-- START OF Supplied information --

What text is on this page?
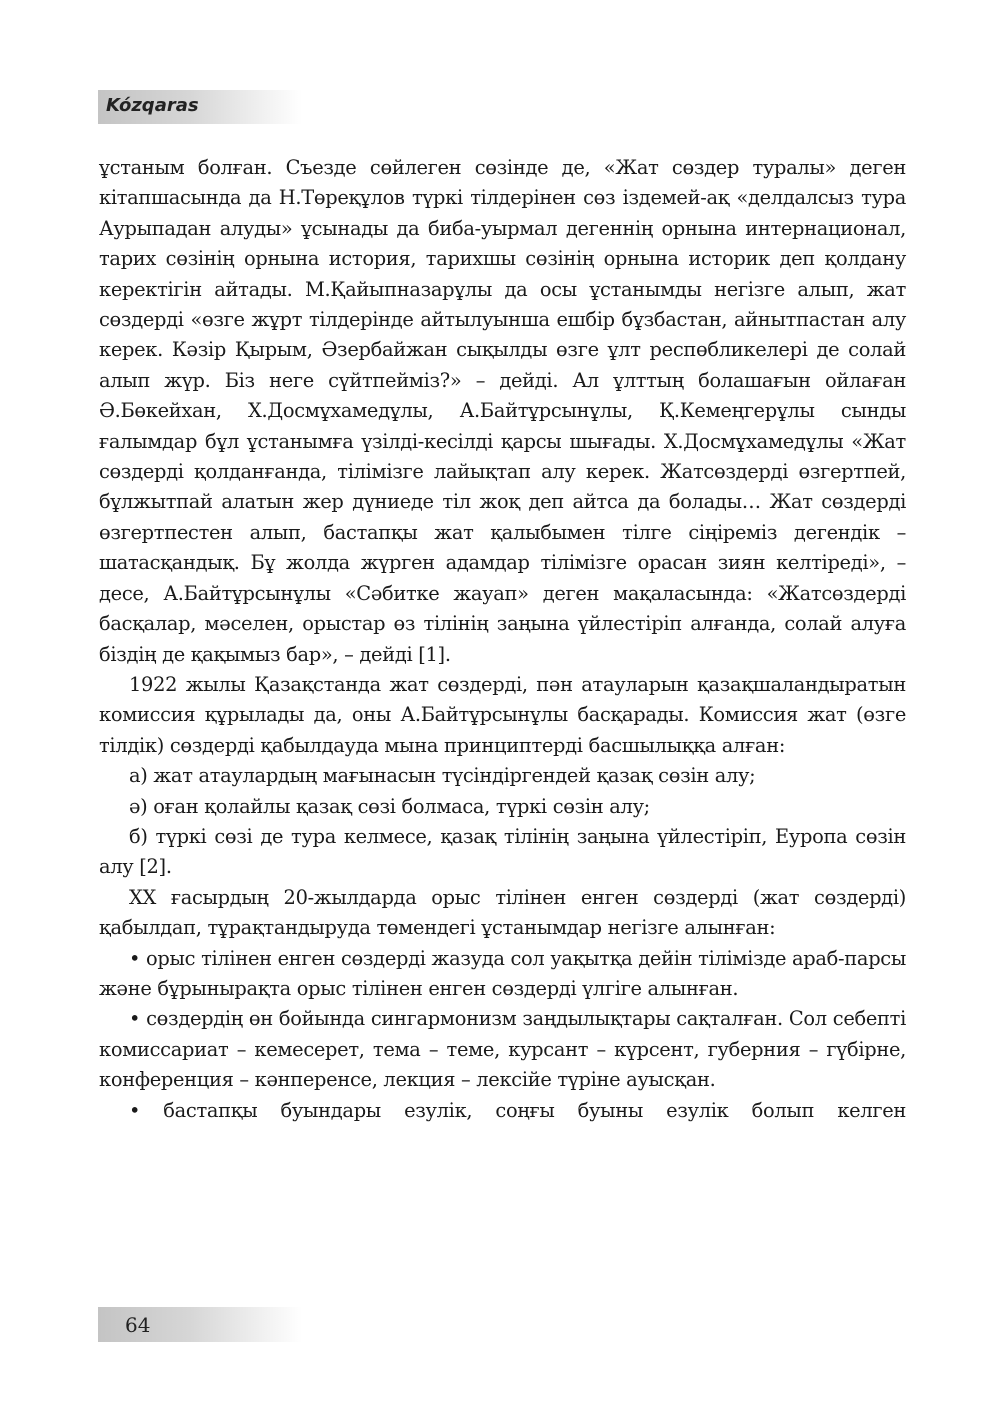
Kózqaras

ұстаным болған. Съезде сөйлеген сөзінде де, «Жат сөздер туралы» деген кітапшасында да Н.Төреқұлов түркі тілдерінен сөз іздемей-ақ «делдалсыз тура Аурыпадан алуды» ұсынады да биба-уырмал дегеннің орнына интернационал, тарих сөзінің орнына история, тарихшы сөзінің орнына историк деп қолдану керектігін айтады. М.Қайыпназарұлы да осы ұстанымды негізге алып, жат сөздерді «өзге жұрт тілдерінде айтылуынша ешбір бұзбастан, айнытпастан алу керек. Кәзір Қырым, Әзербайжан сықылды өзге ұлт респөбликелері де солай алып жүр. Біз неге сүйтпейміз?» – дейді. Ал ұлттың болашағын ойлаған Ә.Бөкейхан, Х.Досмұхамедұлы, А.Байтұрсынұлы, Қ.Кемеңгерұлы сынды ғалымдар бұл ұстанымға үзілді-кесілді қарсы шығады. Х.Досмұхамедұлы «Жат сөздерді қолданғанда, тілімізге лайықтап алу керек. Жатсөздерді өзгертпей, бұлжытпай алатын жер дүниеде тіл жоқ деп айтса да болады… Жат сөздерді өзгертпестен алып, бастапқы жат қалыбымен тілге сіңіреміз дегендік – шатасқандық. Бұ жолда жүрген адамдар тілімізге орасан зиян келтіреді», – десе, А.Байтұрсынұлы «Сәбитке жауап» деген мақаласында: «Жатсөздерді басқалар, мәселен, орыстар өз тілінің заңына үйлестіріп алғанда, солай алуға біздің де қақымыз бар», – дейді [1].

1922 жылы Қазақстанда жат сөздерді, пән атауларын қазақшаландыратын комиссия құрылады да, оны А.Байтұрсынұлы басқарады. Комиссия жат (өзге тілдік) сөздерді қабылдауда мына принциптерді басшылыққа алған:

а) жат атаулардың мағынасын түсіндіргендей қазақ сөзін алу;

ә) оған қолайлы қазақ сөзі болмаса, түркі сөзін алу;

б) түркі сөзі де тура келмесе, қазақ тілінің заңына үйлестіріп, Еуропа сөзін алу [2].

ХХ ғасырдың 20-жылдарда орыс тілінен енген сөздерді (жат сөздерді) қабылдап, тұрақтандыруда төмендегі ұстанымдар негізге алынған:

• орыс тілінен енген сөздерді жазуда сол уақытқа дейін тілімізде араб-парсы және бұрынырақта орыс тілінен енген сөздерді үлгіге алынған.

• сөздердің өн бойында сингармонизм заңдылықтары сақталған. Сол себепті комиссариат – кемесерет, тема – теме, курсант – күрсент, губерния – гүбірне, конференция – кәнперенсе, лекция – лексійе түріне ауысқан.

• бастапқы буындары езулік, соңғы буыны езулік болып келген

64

-- END OF Supplied information --
-- START OF Supplied information --

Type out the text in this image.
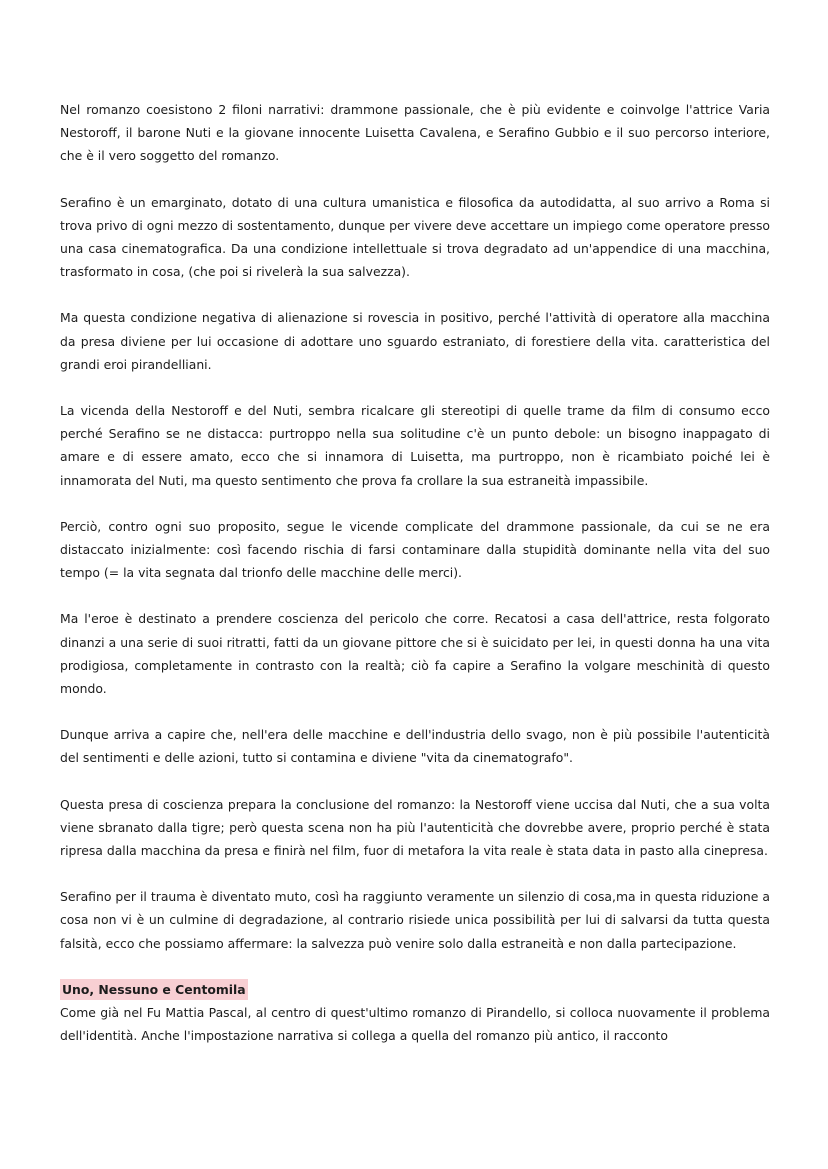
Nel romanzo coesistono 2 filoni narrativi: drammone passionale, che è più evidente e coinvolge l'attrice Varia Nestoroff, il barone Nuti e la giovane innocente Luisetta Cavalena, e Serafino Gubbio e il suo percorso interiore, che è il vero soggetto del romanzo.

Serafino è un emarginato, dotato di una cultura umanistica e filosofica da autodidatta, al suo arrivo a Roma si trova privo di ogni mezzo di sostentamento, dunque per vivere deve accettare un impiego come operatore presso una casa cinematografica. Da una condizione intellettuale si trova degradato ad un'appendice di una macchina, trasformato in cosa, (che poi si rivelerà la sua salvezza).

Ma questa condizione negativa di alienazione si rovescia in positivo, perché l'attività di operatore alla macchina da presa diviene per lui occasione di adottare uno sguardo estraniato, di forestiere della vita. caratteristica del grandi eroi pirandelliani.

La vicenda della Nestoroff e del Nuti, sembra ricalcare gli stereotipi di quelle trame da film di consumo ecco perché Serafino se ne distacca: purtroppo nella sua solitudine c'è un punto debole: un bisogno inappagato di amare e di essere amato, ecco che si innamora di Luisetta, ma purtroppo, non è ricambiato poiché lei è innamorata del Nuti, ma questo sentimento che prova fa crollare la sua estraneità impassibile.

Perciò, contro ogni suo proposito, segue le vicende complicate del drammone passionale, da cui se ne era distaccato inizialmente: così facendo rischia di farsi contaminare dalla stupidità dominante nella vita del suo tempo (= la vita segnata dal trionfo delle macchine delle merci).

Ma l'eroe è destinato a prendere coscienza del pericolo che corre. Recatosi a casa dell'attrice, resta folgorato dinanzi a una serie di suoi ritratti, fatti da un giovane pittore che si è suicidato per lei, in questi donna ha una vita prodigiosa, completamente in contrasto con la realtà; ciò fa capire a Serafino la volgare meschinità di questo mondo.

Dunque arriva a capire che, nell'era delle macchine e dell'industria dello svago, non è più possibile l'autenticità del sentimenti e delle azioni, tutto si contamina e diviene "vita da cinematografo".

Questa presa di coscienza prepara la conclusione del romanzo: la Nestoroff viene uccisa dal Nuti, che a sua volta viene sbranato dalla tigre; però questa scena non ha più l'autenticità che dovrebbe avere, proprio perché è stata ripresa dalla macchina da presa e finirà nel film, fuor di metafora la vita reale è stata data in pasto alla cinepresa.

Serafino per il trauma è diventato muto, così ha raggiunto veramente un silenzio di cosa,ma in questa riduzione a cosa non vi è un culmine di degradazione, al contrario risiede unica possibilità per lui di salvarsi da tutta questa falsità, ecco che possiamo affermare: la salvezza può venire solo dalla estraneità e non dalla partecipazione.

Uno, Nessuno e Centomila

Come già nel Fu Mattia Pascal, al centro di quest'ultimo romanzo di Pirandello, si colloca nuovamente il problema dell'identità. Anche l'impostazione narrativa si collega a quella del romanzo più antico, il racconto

-- END OF Supplied information --

**Task statement:** Copy each line of the records above that carries the word "estraneità".

**Answer to the exercise:**
La vicenda della Nestoroff e del Nuti, sembra ricalcare gli stereotipi di quelle trame da film di consumo ecco perché Serafino se ne distacca: purtroppo nella sua solitudine c'è un punto debole: un bisogno inappagato di amare e di essere amato, ecco che si innamora di Luisetta, ma purtroppo, non è ricambiato poiché lei è innamorata del Nuti, ma questo sentimento che prova fa crollare la sua estraneità impassibile.
Serafino per il trauma è diventato muto, così ha raggiunto veramente un silenzio di cosa,ma in questa riduzione a cosa non vi è un culmine di degradazione, al contrario risiede unica possibilità per lui di salvarsi da tutta questa falsità, ecco che possiamo affermare: la salvezza può venire solo dalla estraneità e non dalla partecipazione.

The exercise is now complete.